■ Exercise: Review the listing and copy each line that holds the word "structured".

____________

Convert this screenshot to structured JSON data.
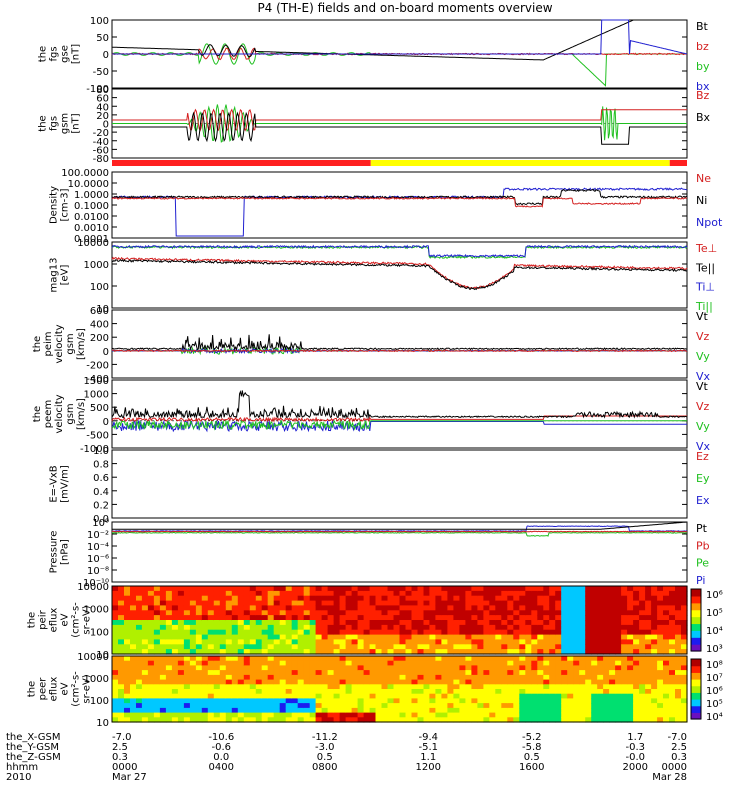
{
  "title": "P4 (TH-E) fields and on-board moments overview",
  "panels": [
    {
      "id": "fgs_gse",
      "ylabel": [
        "the",
        "fgs",
        "gse",
        "[nT]"
      ],
      "ticks": [
        "100",
        "50",
        "0",
        "-50",
        "-100"
      ],
      "legend": [
        {
          "t": "Bt",
          "c": "#000000"
        },
        {
          "t": "bz",
          "c": "#d42020"
        },
        {
          "t": "by",
          "c": "#20c020"
        },
        {
          "t": "bx",
          "c": "#2020d0"
        }
      ]
    },
    {
      "id": "fgs_gsm",
      "ylabel": [
        "the",
        "fgs",
        "gsm",
        "[nT]"
      ],
      "ticks": [
        "80",
        "60",
        "40",
        "20",
        "0",
        "-20",
        "-40",
        "-60",
        "-80"
      ],
      "legend": [
        {
          "t": "Bz",
          "c": "#d42020"
        },
        {
          "t": "Bx",
          "c": "#000000"
        }
      ]
    },
    {
      "id": "density",
      "ylabel": [
        "Density",
        "[cm-3]"
      ],
      "ticks": [
        "100.0000",
        "10.0000",
        "1.0000",
        "0.1000",
        "0.0100",
        "0.0010",
        "0.0001"
      ],
      "legend": [
        {
          "t": "Ne",
          "c": "#d42020"
        },
        {
          "t": "Ni",
          "c": "#000000"
        },
        {
          "t": "Npot",
          "c": "#2020d0"
        }
      ]
    },
    {
      "id": "temp",
      "ylabel": [
        "mag13",
        "[eV]"
      ],
      "ticks": [
        "10000",
        "1000",
        "100",
        "10"
      ],
      "legend": [
        {
          "t": "Te⊥",
          "c": "#d42020"
        },
        {
          "t": "Te||",
          "c": "#000000"
        },
        {
          "t": "Ti⊥",
          "c": "#2020d0"
        },
        {
          "t": "Ti||",
          "c": "#20c020"
        }
      ]
    },
    {
      "id": "peim_vel",
      "ylabel": [
        "the",
        "peim",
        "velocity",
        "gsm",
        "[km/s]"
      ],
      "ticks": [
        "600",
        "400",
        "200",
        "0",
        "-200",
        "-400"
      ],
      "legend": [
        {
          "t": "Vt",
          "c": "#000000"
        },
        {
          "t": "Vz",
          "c": "#d42020"
        },
        {
          "t": "Vy",
          "c": "#20c020"
        },
        {
          "t": "Vx",
          "c": "#2020d0"
        }
      ]
    },
    {
      "id": "peem_vel",
      "ylabel": [
        "the",
        "peem",
        "velocity",
        "gsm",
        "[km/s]"
      ],
      "ticks": [
        "1500",
        "1000",
        "500",
        "0",
        "-500",
        "-1000"
      ],
      "legend": [
        {
          "t": "Vt",
          "c": "#000000"
        },
        {
          "t": "Vz",
          "c": "#d42020"
        },
        {
          "t": "Vy",
          "c": "#20c020"
        },
        {
          "t": "Vx",
          "c": "#2020d0"
        }
      ]
    },
    {
      "id": "efield",
      "ylabel": [
        "E=-VxB",
        "[mV/m]"
      ],
      "ticks": [
        "1.0",
        "0.8",
        "0.6",
        "0.4",
        "0.2",
        "0.0"
      ],
      "legend": [
        {
          "t": "Ez",
          "c": "#d42020"
        },
        {
          "t": "Ey",
          "c": "#20c020"
        },
        {
          "t": "Ex",
          "c": "#2020d0"
        }
      ]
    },
    {
      "id": "pressure",
      "ylabel": [
        "Pressure",
        "[nPa]"
      ],
      "ticks": [
        "10⁰",
        "10⁻²",
        "10⁻⁴",
        "10⁻⁶",
        "10⁻⁸",
        "10⁻¹⁰"
      ],
      "legend": [
        {
          "t": "Pt",
          "c": "#000000"
        },
        {
          "t": "Pb",
          "c": "#d42020"
        },
        {
          "t": "Pe",
          "c": "#20c020"
        },
        {
          "t": "Pi",
          "c": "#2020d0"
        }
      ]
    },
    {
      "id": "peir_eflux",
      "ylabel": [
        "the",
        "peir",
        "eflux",
        "eV",
        "(cm²-s-",
        "sr-eV)"
      ],
      "ticks": [
        "10000",
        "1000",
        "100",
        "10"
      ],
      "cbar": [
        "10⁶",
        "10⁵",
        "10⁴",
        "10³"
      ]
    },
    {
      "id": "peer_eflux",
      "ylabel": [
        "the",
        "peer",
        "eflux",
        "eV",
        "(cm²-s-",
        "sr-eV)"
      ],
      "ticks": [
        "10000",
        "1000",
        "100",
        "10"
      ],
      "cbar": [
        "10⁸",
        "10⁷",
        "10⁶",
        "10⁵",
        "10⁴"
      ]
    }
  ],
  "footer": {
    "rows": [
      {
        "label": "the_X-GSM",
        "values": [
          "-7.0",
          "-10.6",
          "-11.2",
          "-9.4",
          "-5.2",
          "1.7",
          "-7.0"
        ]
      },
      {
        "label": "the_Y-GSM",
        "values": [
          "2.5",
          "-0.6",
          "-3.0",
          "-5.1",
          "-5.8",
          "-0.3",
          "2.5"
        ]
      },
      {
        "label": "the_Z-GSM",
        "values": [
          "0.3",
          "0.0",
          "0.5",
          "1.1",
          "0.5",
          "-0.0",
          "0.3"
        ]
      },
      {
        "label": "hhmm",
        "values": [
          "0000",
          "0400",
          "0800",
          "1200",
          "1600",
          "2000",
          "0000"
        ]
      },
      {
        "label": "2010",
        "values": [
          "Mar 27",
          "",
          "",
          "",
          "",
          "",
          "Mar 28"
        ]
      }
    ]
  },
  "colors": {
    "axis": "#000000",
    "black": "#000000",
    "red": "#d42020",
    "green": "#20c020",
    "blue": "#2020d0",
    "yellow": "#ffff00"
  }
}
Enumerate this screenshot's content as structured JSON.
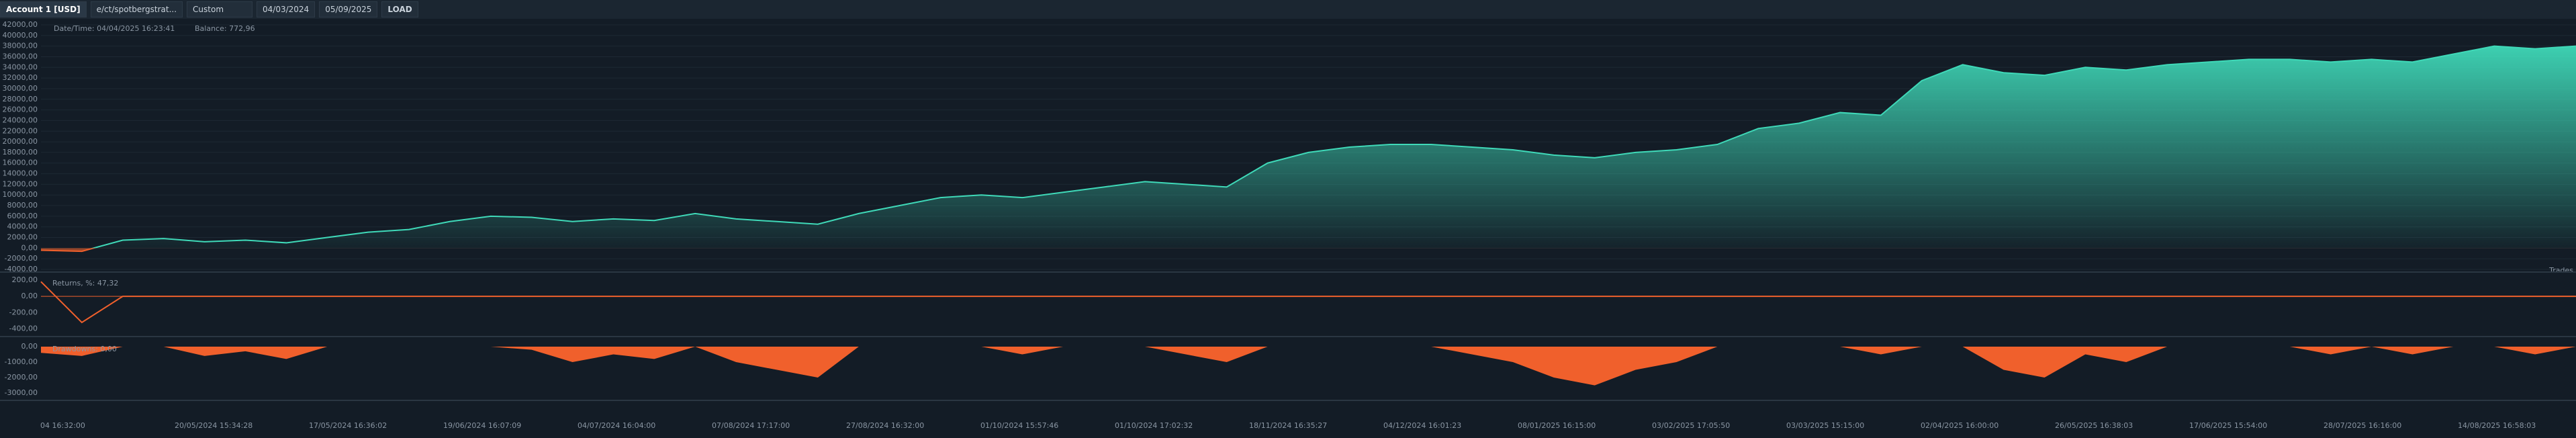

____________

■ Exercise solution:
Convert this screenshot to structured JSON data.
Enumerate this screenshot's content as structured JSON.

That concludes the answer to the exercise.